BEGIN SUPPLIED DATA
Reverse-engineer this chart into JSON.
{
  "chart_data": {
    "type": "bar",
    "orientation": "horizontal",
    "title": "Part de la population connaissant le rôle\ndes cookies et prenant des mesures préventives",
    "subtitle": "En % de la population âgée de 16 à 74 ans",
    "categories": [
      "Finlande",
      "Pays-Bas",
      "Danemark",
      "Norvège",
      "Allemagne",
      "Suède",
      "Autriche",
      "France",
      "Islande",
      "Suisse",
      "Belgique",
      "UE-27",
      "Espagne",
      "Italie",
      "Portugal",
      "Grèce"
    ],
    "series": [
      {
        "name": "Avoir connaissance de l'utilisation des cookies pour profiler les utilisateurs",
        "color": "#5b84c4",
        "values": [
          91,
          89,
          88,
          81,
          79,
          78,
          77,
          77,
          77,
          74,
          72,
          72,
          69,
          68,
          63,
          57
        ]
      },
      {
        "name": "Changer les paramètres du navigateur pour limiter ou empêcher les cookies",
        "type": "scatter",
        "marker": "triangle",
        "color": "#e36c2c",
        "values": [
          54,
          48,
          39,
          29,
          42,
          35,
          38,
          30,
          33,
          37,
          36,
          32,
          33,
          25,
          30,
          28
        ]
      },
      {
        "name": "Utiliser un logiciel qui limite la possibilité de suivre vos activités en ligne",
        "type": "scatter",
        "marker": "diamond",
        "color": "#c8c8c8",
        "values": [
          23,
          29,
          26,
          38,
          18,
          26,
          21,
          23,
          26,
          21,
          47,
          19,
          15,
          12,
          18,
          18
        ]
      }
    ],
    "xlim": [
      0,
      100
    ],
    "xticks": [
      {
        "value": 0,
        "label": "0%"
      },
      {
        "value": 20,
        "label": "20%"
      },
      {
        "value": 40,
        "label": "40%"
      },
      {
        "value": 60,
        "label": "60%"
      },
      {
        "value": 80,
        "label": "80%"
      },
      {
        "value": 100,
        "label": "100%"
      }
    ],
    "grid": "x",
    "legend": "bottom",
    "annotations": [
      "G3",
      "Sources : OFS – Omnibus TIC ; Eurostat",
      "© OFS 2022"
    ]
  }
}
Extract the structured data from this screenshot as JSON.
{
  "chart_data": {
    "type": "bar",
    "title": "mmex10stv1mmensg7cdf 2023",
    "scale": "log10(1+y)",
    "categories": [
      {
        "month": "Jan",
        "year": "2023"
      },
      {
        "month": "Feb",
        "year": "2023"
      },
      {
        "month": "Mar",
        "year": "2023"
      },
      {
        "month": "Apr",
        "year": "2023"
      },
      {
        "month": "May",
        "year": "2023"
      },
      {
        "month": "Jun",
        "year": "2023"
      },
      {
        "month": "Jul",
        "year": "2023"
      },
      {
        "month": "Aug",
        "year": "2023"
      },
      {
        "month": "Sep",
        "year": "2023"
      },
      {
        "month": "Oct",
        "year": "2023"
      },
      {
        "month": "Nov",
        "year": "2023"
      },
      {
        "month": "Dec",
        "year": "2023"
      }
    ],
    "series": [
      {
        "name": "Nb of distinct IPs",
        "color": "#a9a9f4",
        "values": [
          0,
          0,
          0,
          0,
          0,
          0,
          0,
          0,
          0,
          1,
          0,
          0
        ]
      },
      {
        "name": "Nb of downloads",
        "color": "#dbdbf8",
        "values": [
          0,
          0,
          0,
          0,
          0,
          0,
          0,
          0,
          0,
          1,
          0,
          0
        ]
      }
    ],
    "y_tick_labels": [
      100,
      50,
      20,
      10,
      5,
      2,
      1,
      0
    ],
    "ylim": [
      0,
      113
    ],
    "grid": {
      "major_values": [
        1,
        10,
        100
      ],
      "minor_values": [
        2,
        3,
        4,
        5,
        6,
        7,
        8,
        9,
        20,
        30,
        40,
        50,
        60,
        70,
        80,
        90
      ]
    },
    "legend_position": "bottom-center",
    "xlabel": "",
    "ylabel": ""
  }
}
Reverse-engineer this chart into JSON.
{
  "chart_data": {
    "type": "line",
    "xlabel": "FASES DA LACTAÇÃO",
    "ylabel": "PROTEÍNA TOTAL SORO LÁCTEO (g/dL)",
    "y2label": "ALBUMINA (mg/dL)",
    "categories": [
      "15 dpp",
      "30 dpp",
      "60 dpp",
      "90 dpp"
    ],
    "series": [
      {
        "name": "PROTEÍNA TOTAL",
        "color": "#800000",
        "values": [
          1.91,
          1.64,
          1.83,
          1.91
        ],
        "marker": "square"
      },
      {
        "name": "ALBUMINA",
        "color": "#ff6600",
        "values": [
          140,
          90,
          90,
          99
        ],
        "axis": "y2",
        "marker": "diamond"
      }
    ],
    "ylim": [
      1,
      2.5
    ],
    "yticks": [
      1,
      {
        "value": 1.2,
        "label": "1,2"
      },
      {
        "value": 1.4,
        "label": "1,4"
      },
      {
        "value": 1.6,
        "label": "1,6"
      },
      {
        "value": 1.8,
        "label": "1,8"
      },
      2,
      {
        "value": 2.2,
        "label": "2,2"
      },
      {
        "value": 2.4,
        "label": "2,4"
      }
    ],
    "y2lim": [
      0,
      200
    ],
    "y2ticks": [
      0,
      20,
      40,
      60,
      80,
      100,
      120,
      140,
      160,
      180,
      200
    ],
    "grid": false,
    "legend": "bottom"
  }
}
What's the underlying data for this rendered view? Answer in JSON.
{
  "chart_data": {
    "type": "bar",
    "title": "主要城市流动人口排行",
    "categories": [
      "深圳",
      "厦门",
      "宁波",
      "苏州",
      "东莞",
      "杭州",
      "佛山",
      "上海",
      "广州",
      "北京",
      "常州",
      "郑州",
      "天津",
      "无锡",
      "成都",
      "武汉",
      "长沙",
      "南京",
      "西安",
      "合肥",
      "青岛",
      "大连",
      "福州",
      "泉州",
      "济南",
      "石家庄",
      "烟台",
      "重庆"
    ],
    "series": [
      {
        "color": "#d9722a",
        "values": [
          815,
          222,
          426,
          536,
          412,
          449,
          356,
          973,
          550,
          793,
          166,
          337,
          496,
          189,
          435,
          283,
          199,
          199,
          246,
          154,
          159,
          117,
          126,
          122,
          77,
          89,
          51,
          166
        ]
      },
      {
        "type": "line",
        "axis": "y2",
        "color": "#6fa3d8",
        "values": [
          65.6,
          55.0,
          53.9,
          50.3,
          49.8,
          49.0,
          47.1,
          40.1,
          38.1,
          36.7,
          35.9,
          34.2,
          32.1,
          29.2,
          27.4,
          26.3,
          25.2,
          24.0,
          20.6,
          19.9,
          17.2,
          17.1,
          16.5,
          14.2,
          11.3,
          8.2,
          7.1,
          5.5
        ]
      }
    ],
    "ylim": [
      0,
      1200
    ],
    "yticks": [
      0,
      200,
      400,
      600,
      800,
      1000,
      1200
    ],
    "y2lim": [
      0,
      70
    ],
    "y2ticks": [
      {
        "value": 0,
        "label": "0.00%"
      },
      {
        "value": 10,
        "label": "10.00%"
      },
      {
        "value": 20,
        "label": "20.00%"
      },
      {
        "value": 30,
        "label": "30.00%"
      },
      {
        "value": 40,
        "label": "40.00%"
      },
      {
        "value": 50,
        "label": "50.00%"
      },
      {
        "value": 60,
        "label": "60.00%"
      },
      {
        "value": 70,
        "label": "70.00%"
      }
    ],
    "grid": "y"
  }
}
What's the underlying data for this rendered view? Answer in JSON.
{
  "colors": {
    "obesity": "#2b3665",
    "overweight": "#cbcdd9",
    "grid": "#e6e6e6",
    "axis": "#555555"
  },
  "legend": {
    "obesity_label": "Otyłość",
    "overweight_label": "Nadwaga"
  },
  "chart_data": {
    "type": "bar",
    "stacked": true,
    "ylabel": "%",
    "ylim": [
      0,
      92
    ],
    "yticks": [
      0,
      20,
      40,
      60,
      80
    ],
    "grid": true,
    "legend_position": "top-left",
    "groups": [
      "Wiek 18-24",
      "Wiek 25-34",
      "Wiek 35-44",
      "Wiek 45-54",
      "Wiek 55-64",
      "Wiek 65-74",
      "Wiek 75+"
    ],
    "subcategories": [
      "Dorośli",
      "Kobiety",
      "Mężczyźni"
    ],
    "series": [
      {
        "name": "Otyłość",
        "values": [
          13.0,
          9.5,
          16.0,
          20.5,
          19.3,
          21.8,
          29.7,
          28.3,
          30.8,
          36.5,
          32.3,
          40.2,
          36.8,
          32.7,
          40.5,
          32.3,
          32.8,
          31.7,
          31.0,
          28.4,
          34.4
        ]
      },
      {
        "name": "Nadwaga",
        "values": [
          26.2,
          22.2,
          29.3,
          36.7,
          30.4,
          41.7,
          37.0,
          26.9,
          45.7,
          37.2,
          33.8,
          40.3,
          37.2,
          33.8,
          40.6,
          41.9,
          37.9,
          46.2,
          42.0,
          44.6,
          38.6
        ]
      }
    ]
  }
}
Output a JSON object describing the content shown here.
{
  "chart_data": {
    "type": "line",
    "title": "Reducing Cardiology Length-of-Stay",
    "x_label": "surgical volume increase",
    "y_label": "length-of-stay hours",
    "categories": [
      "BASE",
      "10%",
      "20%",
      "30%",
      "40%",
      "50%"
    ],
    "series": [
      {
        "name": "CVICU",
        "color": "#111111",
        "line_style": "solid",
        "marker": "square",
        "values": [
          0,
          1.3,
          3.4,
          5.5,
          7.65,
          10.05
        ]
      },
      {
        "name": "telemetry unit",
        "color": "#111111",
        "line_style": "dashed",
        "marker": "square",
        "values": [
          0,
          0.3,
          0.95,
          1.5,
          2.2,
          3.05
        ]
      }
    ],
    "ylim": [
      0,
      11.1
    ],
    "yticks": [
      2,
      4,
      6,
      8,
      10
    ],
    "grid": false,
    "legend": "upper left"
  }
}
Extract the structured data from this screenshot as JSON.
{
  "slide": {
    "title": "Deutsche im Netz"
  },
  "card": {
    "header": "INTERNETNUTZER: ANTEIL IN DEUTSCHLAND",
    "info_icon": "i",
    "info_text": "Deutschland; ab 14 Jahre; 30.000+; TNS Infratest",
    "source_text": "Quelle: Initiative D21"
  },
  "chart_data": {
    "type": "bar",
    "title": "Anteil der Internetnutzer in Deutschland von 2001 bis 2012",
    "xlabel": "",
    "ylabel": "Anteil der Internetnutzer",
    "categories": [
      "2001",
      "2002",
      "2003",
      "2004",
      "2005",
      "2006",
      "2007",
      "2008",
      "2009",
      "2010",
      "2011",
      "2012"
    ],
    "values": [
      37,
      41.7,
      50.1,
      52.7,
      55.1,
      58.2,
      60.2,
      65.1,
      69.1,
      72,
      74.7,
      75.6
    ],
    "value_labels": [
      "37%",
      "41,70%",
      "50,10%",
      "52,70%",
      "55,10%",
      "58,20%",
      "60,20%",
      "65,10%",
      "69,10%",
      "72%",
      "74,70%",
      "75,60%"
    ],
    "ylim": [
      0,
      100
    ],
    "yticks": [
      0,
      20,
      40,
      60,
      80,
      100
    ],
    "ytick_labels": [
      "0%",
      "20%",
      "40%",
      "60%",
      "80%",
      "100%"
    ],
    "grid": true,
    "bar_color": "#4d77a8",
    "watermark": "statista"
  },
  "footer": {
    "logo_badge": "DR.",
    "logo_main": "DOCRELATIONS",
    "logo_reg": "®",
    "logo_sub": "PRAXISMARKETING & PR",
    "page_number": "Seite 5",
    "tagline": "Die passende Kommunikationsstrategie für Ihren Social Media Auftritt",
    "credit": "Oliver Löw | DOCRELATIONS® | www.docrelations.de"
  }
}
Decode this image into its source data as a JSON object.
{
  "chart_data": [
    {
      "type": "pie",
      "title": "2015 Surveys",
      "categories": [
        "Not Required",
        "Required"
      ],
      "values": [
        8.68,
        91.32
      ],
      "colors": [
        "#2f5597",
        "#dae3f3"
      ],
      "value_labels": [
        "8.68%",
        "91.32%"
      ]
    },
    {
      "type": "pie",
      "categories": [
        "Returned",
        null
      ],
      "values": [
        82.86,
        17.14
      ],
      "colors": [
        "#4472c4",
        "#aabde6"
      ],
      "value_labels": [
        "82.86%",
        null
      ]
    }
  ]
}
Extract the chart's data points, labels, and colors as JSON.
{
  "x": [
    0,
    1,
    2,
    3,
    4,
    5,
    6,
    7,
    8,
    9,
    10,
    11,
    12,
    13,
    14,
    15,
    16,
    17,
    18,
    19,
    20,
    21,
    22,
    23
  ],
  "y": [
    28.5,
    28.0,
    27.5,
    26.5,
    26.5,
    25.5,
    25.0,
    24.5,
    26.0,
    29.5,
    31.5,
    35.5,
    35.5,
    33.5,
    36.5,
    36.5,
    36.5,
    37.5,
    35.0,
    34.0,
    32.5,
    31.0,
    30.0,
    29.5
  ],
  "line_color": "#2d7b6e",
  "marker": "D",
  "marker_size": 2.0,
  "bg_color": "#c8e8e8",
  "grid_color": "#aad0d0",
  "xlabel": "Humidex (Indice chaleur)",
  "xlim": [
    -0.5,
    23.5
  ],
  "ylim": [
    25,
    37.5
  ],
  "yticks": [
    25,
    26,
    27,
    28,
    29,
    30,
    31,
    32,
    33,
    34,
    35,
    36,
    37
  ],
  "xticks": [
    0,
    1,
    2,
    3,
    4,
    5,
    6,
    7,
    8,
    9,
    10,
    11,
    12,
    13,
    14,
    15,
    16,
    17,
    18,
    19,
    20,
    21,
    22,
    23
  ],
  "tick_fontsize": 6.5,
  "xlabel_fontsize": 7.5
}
END SUPPLIED DATA
Where a line above contains the word "DOCRELATIONS", copy that line.

_EXERCISE OUTPUT_.
    "logo_main": "DOCRELATIONS",
    "credit": "Oliver Löw | DOCRELATIONS® | www.docrelations.de"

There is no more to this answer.